| Requirement |
For the listing below, give the number of lines in which "Someone" occurs. Add nothing.

[begin Data shown]

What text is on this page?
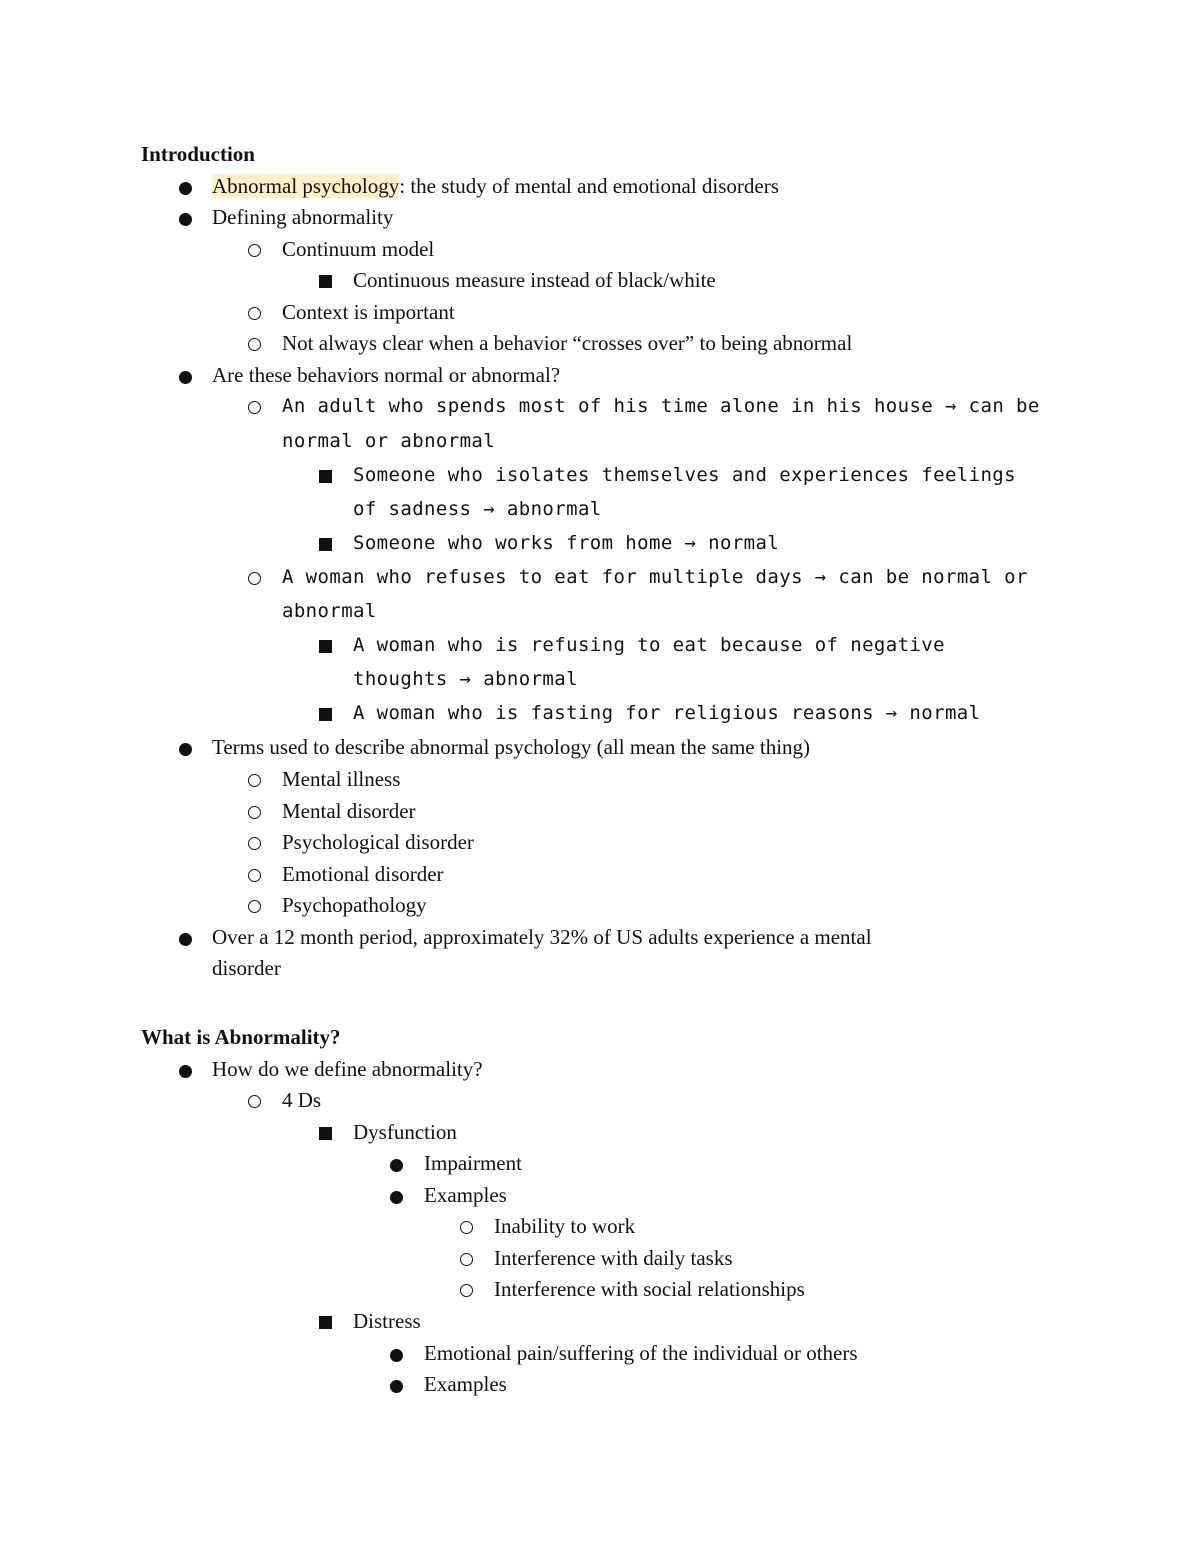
Introduction
Abnormal psychology: the study of mental and emotional disorders
Defining abnormality
Continuum model
Continuous measure instead of black/white
Context is important
Not always clear when a behavior “crosses over” to being abnormal
Are these behaviors normal or abnormal?
An adult who spends most of his time alone in his house → can be
normal or abnormal
Someone who isolates themselves and experiences feelings
of sadness → abnormal
Someone who works from home → normal
A woman who refuses to eat for multiple days → can be normal or
abnormal
A woman who is refusing to eat because of negative
thoughts → abnormal
A woman who is fasting for religious reasons → normal
Terms used to describe abnormal psychology (all mean the same thing)
Mental illness
Mental disorder
Psychological disorder
Emotional disorder
Psychopathology
Over a 12 month period, approximately 32% of US adults experience a mental
disorder
What is Abnormality?
How do we define abnormality?
4 Ds
Dysfunction
Impairment
Examples
Inability to work
Interference with daily tasks
Interference with social relationships
Distress
Emotional pain/suffering of the individual or others
Examples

[end Data shown]

| Written solution |
2